What needs to be done | Copy the data precisely, keeping every character.
[Begin Extracted information]
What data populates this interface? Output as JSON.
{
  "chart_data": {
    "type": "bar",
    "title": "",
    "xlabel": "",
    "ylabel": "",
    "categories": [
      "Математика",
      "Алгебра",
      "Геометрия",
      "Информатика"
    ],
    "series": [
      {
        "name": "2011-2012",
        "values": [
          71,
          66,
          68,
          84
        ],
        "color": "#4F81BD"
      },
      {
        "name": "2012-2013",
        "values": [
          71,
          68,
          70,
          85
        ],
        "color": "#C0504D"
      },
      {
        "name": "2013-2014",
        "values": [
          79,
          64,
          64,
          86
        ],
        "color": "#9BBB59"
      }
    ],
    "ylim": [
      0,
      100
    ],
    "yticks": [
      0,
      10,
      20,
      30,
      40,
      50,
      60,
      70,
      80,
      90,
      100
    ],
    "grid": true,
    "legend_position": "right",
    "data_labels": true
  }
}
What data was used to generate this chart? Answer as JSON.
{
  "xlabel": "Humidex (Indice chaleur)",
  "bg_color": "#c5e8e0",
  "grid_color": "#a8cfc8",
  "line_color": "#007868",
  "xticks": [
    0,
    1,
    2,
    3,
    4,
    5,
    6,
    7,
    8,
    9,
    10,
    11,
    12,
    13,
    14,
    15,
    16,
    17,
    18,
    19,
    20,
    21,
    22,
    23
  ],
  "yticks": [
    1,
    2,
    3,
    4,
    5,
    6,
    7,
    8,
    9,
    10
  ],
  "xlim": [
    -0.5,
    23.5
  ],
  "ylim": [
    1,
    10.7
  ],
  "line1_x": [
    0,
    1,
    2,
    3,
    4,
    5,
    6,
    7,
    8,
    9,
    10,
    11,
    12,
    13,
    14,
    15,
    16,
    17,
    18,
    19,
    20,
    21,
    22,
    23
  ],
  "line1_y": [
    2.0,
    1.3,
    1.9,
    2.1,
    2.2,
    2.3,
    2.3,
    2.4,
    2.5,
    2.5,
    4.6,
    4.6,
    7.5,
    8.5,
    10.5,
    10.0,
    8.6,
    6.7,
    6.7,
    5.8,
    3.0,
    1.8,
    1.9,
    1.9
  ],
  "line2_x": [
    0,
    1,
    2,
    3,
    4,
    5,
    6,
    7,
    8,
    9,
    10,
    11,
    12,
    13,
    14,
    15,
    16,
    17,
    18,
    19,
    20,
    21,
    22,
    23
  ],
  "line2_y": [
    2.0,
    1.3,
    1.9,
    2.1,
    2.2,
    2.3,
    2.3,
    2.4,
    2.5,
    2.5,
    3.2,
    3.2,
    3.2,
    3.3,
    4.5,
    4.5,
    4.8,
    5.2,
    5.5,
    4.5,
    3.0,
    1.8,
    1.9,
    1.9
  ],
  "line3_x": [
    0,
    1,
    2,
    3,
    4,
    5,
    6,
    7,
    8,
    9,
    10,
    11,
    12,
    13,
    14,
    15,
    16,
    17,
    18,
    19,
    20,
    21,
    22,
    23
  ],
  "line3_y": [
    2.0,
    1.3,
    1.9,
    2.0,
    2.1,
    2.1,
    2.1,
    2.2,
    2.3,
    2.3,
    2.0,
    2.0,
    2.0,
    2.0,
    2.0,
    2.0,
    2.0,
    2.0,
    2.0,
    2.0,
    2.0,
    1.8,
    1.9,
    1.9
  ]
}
[End Extracted information]
Answer to this task |
What data populates this interface? Output as JSON.
{
  "chart_data": {
    "type": "bar",
    "title": "",
    "xlabel": "",
    "ylabel": "",
    "categories": [
      "Математика",
      "Алгебра",
      "Геометрия",
      "Информатика"
    ],
    "series": [
      {
        "name": "2011-2012",
        "values": [
          71,
          66,
          68,
          84
        ],
        "color": "#4F81BD"
      },
      {
        "name": "2012-2013",
        "values": [
          71,
          68,
          70,
          85
        ],
        "color": "#C0504D"
      },
      {
        "name": "2013-2014",
        "values": [
          79,
          64,
          64,
          86
        ],
        "color": "#9BBB59"
      }
    ],
    "ylim": [
      0,
      100
    ],
    "yticks": [
      0,
      10,
      20,
      30,
      40,
      50,
      60,
      70,
      80,
      90,
      100
    ],
    "grid": true,
    "legend_position": "right",
    "data_labels": true
  }
}
What data was used to generate this chart? Answer as JSON.
{
  "xlabel": "Humidex (Indice chaleur)",
  "bg_color": "#c5e8e0",
  "grid_color": "#a8cfc8",
  "line_color": "#007868",
  "xticks": [
    0,
    1,
    2,
    3,
    4,
    5,
    6,
    7,
    8,
    9,
    10,
    11,
    12,
    13,
    14,
    15,
    16,
    17,
    18,
    19,
    20,
    21,
    22,
    23
  ],
  "yticks": [
    1,
    2,
    3,
    4,
    5,
    6,
    7,
    8,
    9,
    10
  ],
  "xlim": [
    -0.5,
    23.5
  ],
  "ylim": [
    1,
    10.7
  ],
  "line1_x": [
    0,
    1,
    2,
    3,
    4,
    5,
    6,
    7,
    8,
    9,
    10,
    11,
    12,
    13,
    14,
    15,
    16,
    17,
    18,
    19,
    20,
    21,
    22,
    23
  ],
  "line1_y": [
    2.0,
    1.3,
    1.9,
    2.1,
    2.2,
    2.3,
    2.3,
    2.4,
    2.5,
    2.5,
    4.6,
    4.6,
    7.5,
    8.5,
    10.5,
    10.0,
    8.6,
    6.7,
    6.7,
    5.8,
    3.0,
    1.8,
    1.9,
    1.9
  ],
  "line2_x": [
    0,
    1,
    2,
    3,
    4,
    5,
    6,
    7,
    8,
    9,
    10,
    11,
    12,
    13,
    14,
    15,
    16,
    17,
    18,
    19,
    20,
    21,
    22,
    23
  ],
  "line2_y": [
    2.0,
    1.3,
    1.9,
    2.1,
    2.2,
    2.3,
    2.3,
    2.4,
    2.5,
    2.5,
    3.2,
    3.2,
    3.2,
    3.3,
    4.5,
    4.5,
    4.8,
    5.2,
    5.5,
    4.5,
    3.0,
    1.8,
    1.9,
    1.9
  ],
  "line3_x": [
    0,
    1,
    2,
    3,
    4,
    5,
    6,
    7,
    8,
    9,
    10,
    11,
    12,
    13,
    14,
    15,
    16,
    17,
    18,
    19,
    20,
    21,
    22,
    23
  ],
  "line3_y": [
    2.0,
    1.3,
    1.9,
    2.0,
    2.1,
    2.1,
    2.1,
    2.2,
    2.3,
    2.3,
    2.0,
    2.0,
    2.0,
    2.0,
    2.0,
    2.0,
    2.0,
    2.0,
    2.0,
    2.0,
    2.0,
    1.8,
    1.9,
    1.9
  ]
}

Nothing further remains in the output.